* _AIM OF THE EXERCISE_: Retype each record below word for word. Leave the pictures out.

* _RECORDS FOR THIS TASK_:

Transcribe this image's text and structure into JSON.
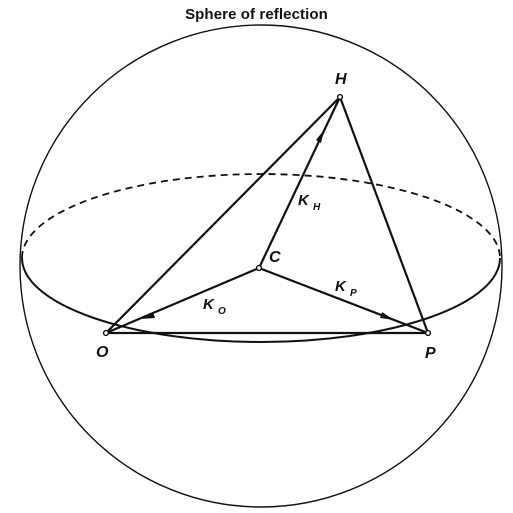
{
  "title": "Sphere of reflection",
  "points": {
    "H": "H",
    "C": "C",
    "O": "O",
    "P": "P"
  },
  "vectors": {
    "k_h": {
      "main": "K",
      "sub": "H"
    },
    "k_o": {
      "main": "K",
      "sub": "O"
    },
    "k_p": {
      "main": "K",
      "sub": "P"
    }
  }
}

* _FULL SOLUTION_:
Transcribe this image's text and structure into JSON.
{
  "title": "Sphere of reflection",
  "points": {
    "H": "H",
    "C": "C",
    "O": "O",
    "P": "P"
  },
  "vectors": {
    "k_h": {
      "main": "K",
      "sub": "H"
    },
    "k_o": {
      "main": "K",
      "sub": "O"
    },
    "k_p": {
      "main": "K",
      "sub": "P"
    }
  }
}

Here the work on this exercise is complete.